[TASK TO COMPLETE]
Transcribe all of the material exactly, except for its pictures.

[RECORDS SUPPLIED]
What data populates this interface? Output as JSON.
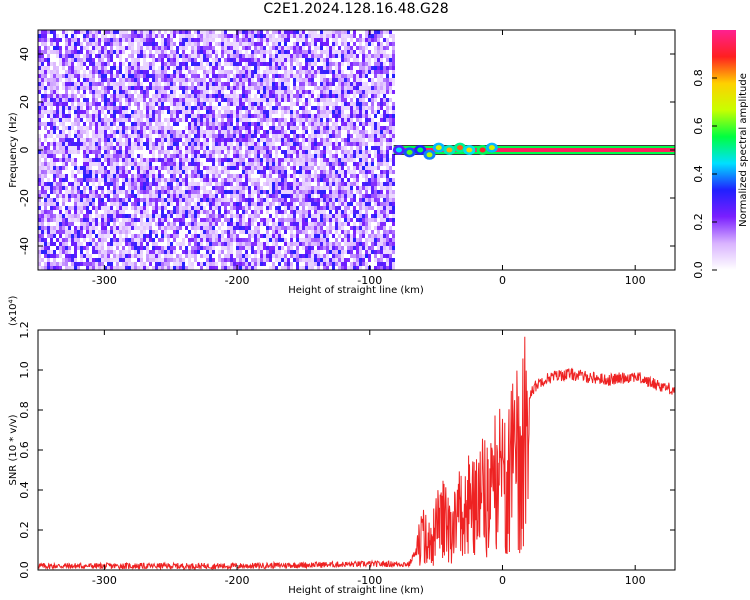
{
  "title": "C2E1.2024.128.16.48.G28",
  "chart_data": [
    {
      "type": "heatmap",
      "title": "",
      "xlabel": "Height of straight line (km)",
      "ylabel": "Frequency (Hz)",
      "xlim": [
        -350,
        130
      ],
      "ylim": [
        -50,
        50
      ],
      "x_ticks": [
        -300,
        -200,
        -100,
        0,
        100
      ],
      "x_tick_labels": [
        "-300",
        "-200",
        "-100",
        "0",
        "100"
      ],
      "y_ticks": [
        -40,
        -20,
        0,
        20,
        40
      ],
      "y_tick_labels": [
        "-40",
        "-20",
        "0",
        "20",
        "40"
      ],
      "noise_region_x": [
        -350,
        -82
      ],
      "signal_line": {
        "frequency_hz": 0,
        "x_start": -82,
        "x_end": 130,
        "normalized_amplitude": 0.95
      },
      "signal_onset_points": [
        {
          "x": -78,
          "y": 0,
          "amplitude": 0.45
        },
        {
          "x": -70,
          "y": -1,
          "amplitude": 0.6
        },
        {
          "x": -62,
          "y": 0,
          "amplitude": 0.55
        },
        {
          "x": -55,
          "y": -2,
          "amplitude": 0.65
        },
        {
          "x": -48,
          "y": 1,
          "amplitude": 0.7
        },
        {
          "x": -40,
          "y": 0,
          "amplitude": 0.8
        },
        {
          "x": -32,
          "y": 1,
          "amplitude": 0.85
        },
        {
          "x": -25,
          "y": 0,
          "amplitude": 0.75
        },
        {
          "x": -15,
          "y": 0,
          "amplitude": 0.9
        },
        {
          "x": -8,
          "y": 1,
          "amplitude": 0.7
        }
      ],
      "colorbar": {
        "label": "Normalized spectral amplitude",
        "range": [
          0.0,
          1.0
        ],
        "ticks": [
          0.0,
          0.2,
          0.4,
          0.6,
          0.8
        ],
        "tick_labels": [
          "0.0",
          "0.2",
          "0.4",
          "0.6",
          "0.8"
        ],
        "colors": [
          "#ffffff",
          "#d9b3ff",
          "#7a1fff",
          "#2020ff",
          "#00e0ff",
          "#00ff40",
          "#c8ff00",
          "#ffd000",
          "#ff2020",
          "#ff2090"
        ]
      }
    },
    {
      "type": "line",
      "title": "",
      "xlabel": "Height of straight line (km)",
      "ylabel": "SNR (10 * v/v)",
      "y_scale_label": "(x10⁴)",
      "xlim": [
        -350,
        130
      ],
      "ylim": [
        0,
        1.2
      ],
      "x_ticks": [
        -300,
        -200,
        -100,
        0,
        100
      ],
      "x_tick_labels": [
        "-300",
        "-200",
        "-100",
        "0",
        "100"
      ],
      "y_ticks": [
        0.0,
        0.2,
        0.4,
        0.6,
        0.8,
        1.0,
        1.2
      ],
      "y_tick_labels": [
        "0.0",
        "0.2",
        "0.4",
        "0.6",
        "0.8",
        "1.0",
        "1.2"
      ],
      "series_color": "#ee2222",
      "series": [
        {
          "x": [
            -350,
            -300,
            -250,
            -200,
            -150,
            -100,
            -70,
            -65,
            -60,
            -55,
            -50,
            -45,
            -40,
            -35,
            -30,
            -25,
            -20,
            -15,
            -10,
            -5,
            0,
            5,
            10,
            15,
            20,
            25,
            30,
            40,
            50,
            60,
            70,
            80,
            90,
            100,
            110,
            120,
            130
          ],
          "y": [
            0.02,
            0.02,
            0.02,
            0.02,
            0.025,
            0.03,
            0.03,
            0.1,
            0.2,
            0.15,
            0.25,
            0.3,
            0.28,
            0.35,
            0.33,
            0.4,
            0.38,
            0.45,
            0.5,
            0.55,
            0.6,
            0.62,
            0.7,
            0.82,
            0.88,
            0.92,
            0.95,
            0.97,
            0.98,
            0.97,
            0.96,
            0.95,
            0.96,
            0.97,
            0.94,
            0.92,
            0.9
          ]
        }
      ]
    }
  ]
}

[OUTPUT FOR THIS TASK]
What data populates this interface? Output as JSON.
{
  "title": "C2E1.2024.128.16.48.G28",
  "chart_data": [
    {
      "type": "heatmap",
      "title": "",
      "xlabel": "Height of straight line (km)",
      "ylabel": "Frequency (Hz)",
      "xlim": [
        -350,
        130
      ],
      "ylim": [
        -50,
        50
      ],
      "x_ticks": [
        -300,
        -200,
        -100,
        0,
        100
      ],
      "x_tick_labels": [
        "-300",
        "-200",
        "-100",
        "0",
        "100"
      ],
      "y_ticks": [
        -40,
        -20,
        0,
        20,
        40
      ],
      "y_tick_labels": [
        "-40",
        "-20",
        "0",
        "20",
        "40"
      ],
      "noise_region_x": [
        -350,
        -82
      ],
      "signal_line": {
        "frequency_hz": 0,
        "x_start": -82,
        "x_end": 130,
        "normalized_amplitude": 0.95
      },
      "signal_onset_points": [
        {
          "x": -78,
          "y": 0,
          "amplitude": 0.45
        },
        {
          "x": -70,
          "y": -1,
          "amplitude": 0.6
        },
        {
          "x": -62,
          "y": 0,
          "amplitude": 0.55
        },
        {
          "x": -55,
          "y": -2,
          "amplitude": 0.65
        },
        {
          "x": -48,
          "y": 1,
          "amplitude": 0.7
        },
        {
          "x": -40,
          "y": 0,
          "amplitude": 0.8
        },
        {
          "x": -32,
          "y": 1,
          "amplitude": 0.85
        },
        {
          "x": -25,
          "y": 0,
          "amplitude": 0.75
        },
        {
          "x": -15,
          "y": 0,
          "amplitude": 0.9
        },
        {
          "x": -8,
          "y": 1,
          "amplitude": 0.7
        }
      ],
      "colorbar": {
        "label": "Normalized spectral amplitude",
        "range": [
          0.0,
          1.0
        ],
        "ticks": [
          0.0,
          0.2,
          0.4,
          0.6,
          0.8
        ],
        "tick_labels": [
          "0.0",
          "0.2",
          "0.4",
          "0.6",
          "0.8"
        ],
        "colors": [
          "#ffffff",
          "#d9b3ff",
          "#7a1fff",
          "#2020ff",
          "#00e0ff",
          "#00ff40",
          "#c8ff00",
          "#ffd000",
          "#ff2020",
          "#ff2090"
        ]
      }
    },
    {
      "type": "line",
      "title": "",
      "xlabel": "Height of straight line (km)",
      "ylabel": "SNR (10 * v/v)",
      "y_scale_label": "(x10⁴)",
      "xlim": [
        -350,
        130
      ],
      "ylim": [
        0,
        1.2
      ],
      "x_ticks": [
        -300,
        -200,
        -100,
        0,
        100
      ],
      "x_tick_labels": [
        "-300",
        "-200",
        "-100",
        "0",
        "100"
      ],
      "y_ticks": [
        0.0,
        0.2,
        0.4,
        0.6,
        0.8,
        1.0,
        1.2
      ],
      "y_tick_labels": [
        "0.0",
        "0.2",
        "0.4",
        "0.6",
        "0.8",
        "1.0",
        "1.2"
      ],
      "series_color": "#ee2222",
      "series": [
        {
          "x": [
            -350,
            -300,
            -250,
            -200,
            -150,
            -100,
            -70,
            -65,
            -60,
            -55,
            -50,
            -45,
            -40,
            -35,
            -30,
            -25,
            -20,
            -15,
            -10,
            -5,
            0,
            5,
            10,
            15,
            20,
            25,
            30,
            40,
            50,
            60,
            70,
            80,
            90,
            100,
            110,
            120,
            130
          ],
          "y": [
            0.02,
            0.02,
            0.02,
            0.02,
            0.025,
            0.03,
            0.03,
            0.1,
            0.2,
            0.15,
            0.25,
            0.3,
            0.28,
            0.35,
            0.33,
            0.4,
            0.38,
            0.45,
            0.5,
            0.55,
            0.6,
            0.62,
            0.7,
            0.82,
            0.88,
            0.92,
            0.95,
            0.97,
            0.98,
            0.97,
            0.96,
            0.95,
            0.96,
            0.97,
            0.94,
            0.92,
            0.9
          ]
        }
      ]
    }
  ]
}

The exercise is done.